== Task requirements ==
Write out the entries below once more, exactly, with the pictures left out.

───── Material for this exercise ─────

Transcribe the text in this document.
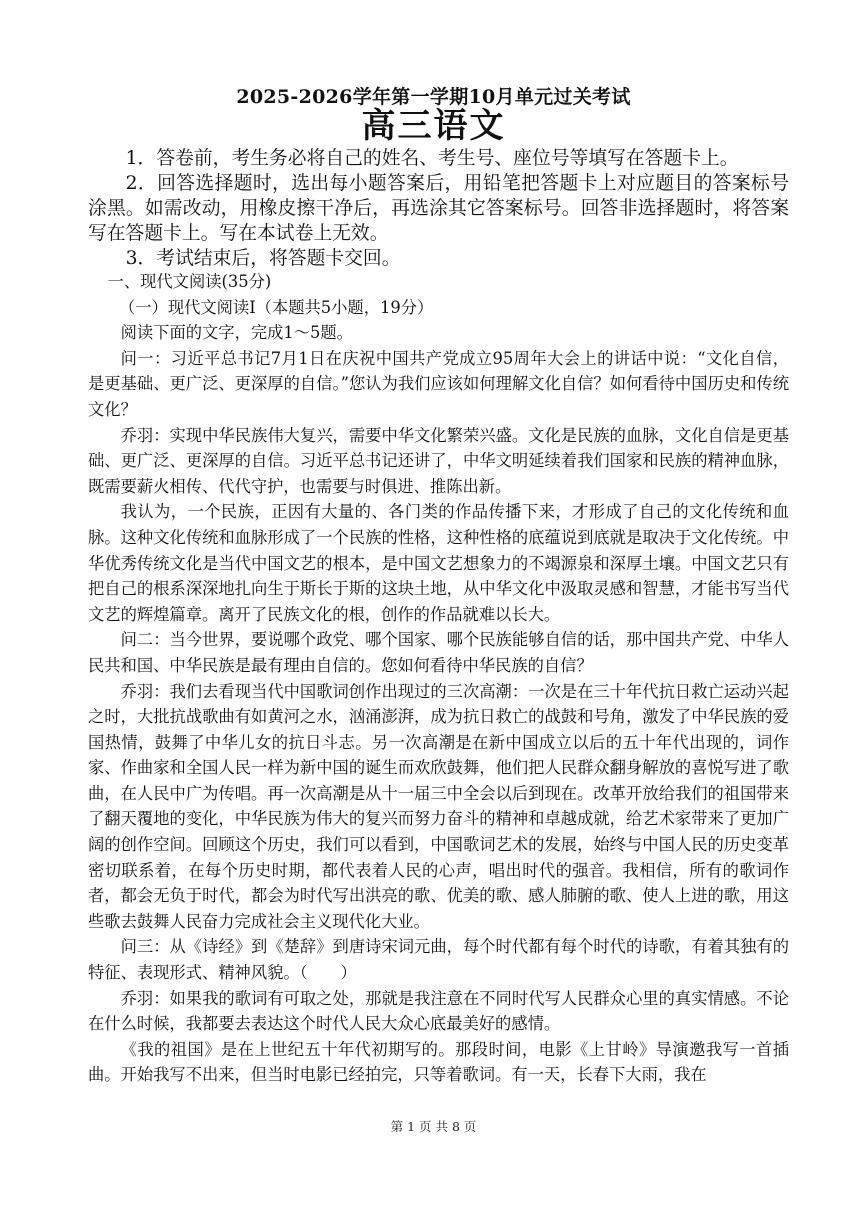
2025-2026学年第一学期10月单元过关考试
高三语文

1．答卷前，考生务必将自己的姓名、考生号、座位号等填写在答题卡上。

2．回答选择题时，选出每小题答案后，用铅笔把答题卡上对应题目的答案标号涂黑。如需改动，用橡皮擦干净后，再选涂其它答案标号。回答非选择题时，将答案写在答题卡上。写在本试卷上无效。

3．考试结束后，将答题卡交回。

一、现代文阅读(35分)

（一）现代文阅读Ⅰ（本题共5小题，19分）

阅读下面的文字，完成1～5题。

问一：习近平总书记7月1日在庆祝中国共产党成立95周年大会上的讲话中说：“文化自信，是更基础、更广泛、更深厚的自信。”您认为我们应该如何理解文化自信？如何看待中国历史和传统文化？

乔羽：实现中华民族伟大复兴，需要中华文化繁荣兴盛。文化是民族的血脉，文化自信是更基础、更广泛、更深厚的自信。习近平总书记还讲了，中华文明延续着我们国家和民族的精神血脉，既需要薪火相传、代代守护，也需要与时俱进、推陈出新。

我认为，一个民族，正因有大量的、各门类的作品传播下来，才形成了自己的文化传统和血脉。这种文化传统和血脉形成了一个民族的性格，这种性格的底蕴说到底就是取决于文化传统。中华优秀传统文化是当代中国文艺的根本，是中国文艺想象力的不竭源泉和深厚土壤。中国文艺只有把自己的根系深深地扎向生于斯长于斯的这块土地，从中华文化中汲取灵感和智慧，才能书写当代文艺的辉煌篇章。离开了民族文化的根，创作的作品就难以长大。

问二：当今世界，要说哪个政党、哪个国家、哪个民族能够自信的话，那中国共产党、中华人民共和国、中华民族是最有理由自信的。您如何看待中华民族的自信？

乔羽：我们去看现当代中国歌词创作出现过的三次高潮：一次是在三十年代抗日救亡运动兴起之时，大批抗战歌曲有如黄河之水，汹涌澎湃，成为抗日救亡的战鼓和号角，激发了中华民族的爱国热情，鼓舞了中华儿女的抗日斗志。另一次高潮是在新中国成立以后的五十年代出现的，词作家、作曲家和全国人民一样为新中国的诞生而欢欣鼓舞，他们把人民群众翻身解放的喜悦写进了歌曲，在人民中广为传唱。再一次高潮是从十一届三中全会以后到现在。改革开放给我们的祖国带来了翻天覆地的变化，中华民族为伟大的复兴而努力奋斗的精神和卓越成就，给艺术家带来了更加广阔的创作空间。回顾这个历史，我们可以看到，中国歌词艺术的发展，始终与中国人民的历史变革密切联系着，在每个历史时期，都代表着人民的心声，唱出时代的强音。我相信，所有的歌词作者，都会无负于时代，都会为时代写出洪亮的歌、优美的歌、感人肺腑的歌、使人上进的歌，用这些歌去鼓舞人民奋力完成社会主义现代化大业。

问三：从《诗经》到《楚辞》到唐诗宋词元曲，每个时代都有每个时代的诗歌，有着其独有的特征、表现形式、精神风貌。（　　）

乔羽：如果我的歌词有可取之处，那就是我注意在不同时代写人民群众心里的真实情感。不论在什么时候，我都要去表达这个时代人民大众心底最美好的感情。

《我的祖国》是在上世纪五十年代初期写的。那段时间，电影《上甘岭》导演邀我写一首插曲。开始我写不出来，但当时电影已经拍完，只等着歌词。有一天，长春下大雨，我在

第 1 页 共 8 页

─────

== Exercise response ==
Transcribe the text in this document.
2025-2026学年第一学期10月单元过关考试
高三语文

1．答卷前，考生务必将自己的姓名、考生号、座位号等填写在答题卡上。

2．回答选择题时，选出每小题答案后，用铅笔把答题卡上对应题目的答案标号涂黑。如需改动，用橡皮擦干净后，再选涂其它答案标号。回答非选择题时，将答案写在答题卡上。写在本试卷上无效。

3．考试结束后，将答题卡交回。

一、现代文阅读(35分)

（一）现代文阅读Ⅰ（本题共5小题，19分）

阅读下面的文字，完成1～5题。

问一：习近平总书记7月1日在庆祝中国共产党成立95周年大会上的讲话中说：“文化自信，是更基础、更广泛、更深厚的自信。”您认为我们应该如何理解文化自信？如何看待中国历史和传统文化？

乔羽：实现中华民族伟大复兴，需要中华文化繁荣兴盛。文化是民族的血脉，文化自信是更基础、更广泛、更深厚的自信。习近平总书记还讲了，中华文明延续着我们国家和民族的精神血脉，既需要薪火相传、代代守护，也需要与时俱进、推陈出新。

我认为，一个民族，正因有大量的、各门类的作品传播下来，才形成了自己的文化传统和血脉。这种文化传统和血脉形成了一个民族的性格，这种性格的底蕴说到底就是取决于文化传统。中华优秀传统文化是当代中国文艺的根本，是中国文艺想象力的不竭源泉和深厚土壤。中国文艺只有把自己的根系深深地扎向生于斯长于斯的这块土地，从中华文化中汲取灵感和智慧，才能书写当代文艺的辉煌篇章。离开了民族文化的根，创作的作品就难以长大。

问二：当今世界，要说哪个政党、哪个国家、哪个民族能够自信的话，那中国共产党、中华人民共和国、中华民族是最有理由自信的。您如何看待中华民族的自信？

乔羽：我们去看现当代中国歌词创作出现过的三次高潮：一次是在三十年代抗日救亡运动兴起之时，大批抗战歌曲有如黄河之水，汹涌澎湃，成为抗日救亡的战鼓和号角，激发了中华民族的爱国热情，鼓舞了中华儿女的抗日斗志。另一次高潮是在新中国成立以后的五十年代出现的，词作家、作曲家和全国人民一样为新中国的诞生而欢欣鼓舞，他们把人民群众翻身解放的喜悦写进了歌曲，在人民中广为传唱。再一次高潮是从十一届三中全会以后到现在。改革开放给我们的祖国带来了翻天覆地的变化，中华民族为伟大的复兴而努力奋斗的精神和卓越成就，给艺术家带来了更加广阔的创作空间。回顾这个历史，我们可以看到，中国歌词艺术的发展，始终与中国人民的历史变革密切联系着，在每个历史时期，都代表着人民的心声，唱出时代的强音。我相信，所有的歌词作者，都会无负于时代，都会为时代写出洪亮的歌、优美的歌、感人肺腑的歌、使人上进的歌，用这些歌去鼓舞人民奋力完成社会主义现代化大业。

问三：从《诗经》到《楚辞》到唐诗宋词元曲，每个时代都有每个时代的诗歌，有着其独有的特征、表现形式、精神风貌。（　　）

乔羽：如果我的歌词有可取之处，那就是我注意在不同时代写人民群众心里的真实情感。不论在什么时候，我都要去表达这个时代人民大众心底最美好的感情。

《我的祖国》是在上世纪五十年代初期写的。那段时间，电影《上甘岭》导演邀我写一首插曲。开始我写不出来，但当时电影已经拍完，只等着歌词。有一天，长春下大雨，我在

第 1 页 共 8 页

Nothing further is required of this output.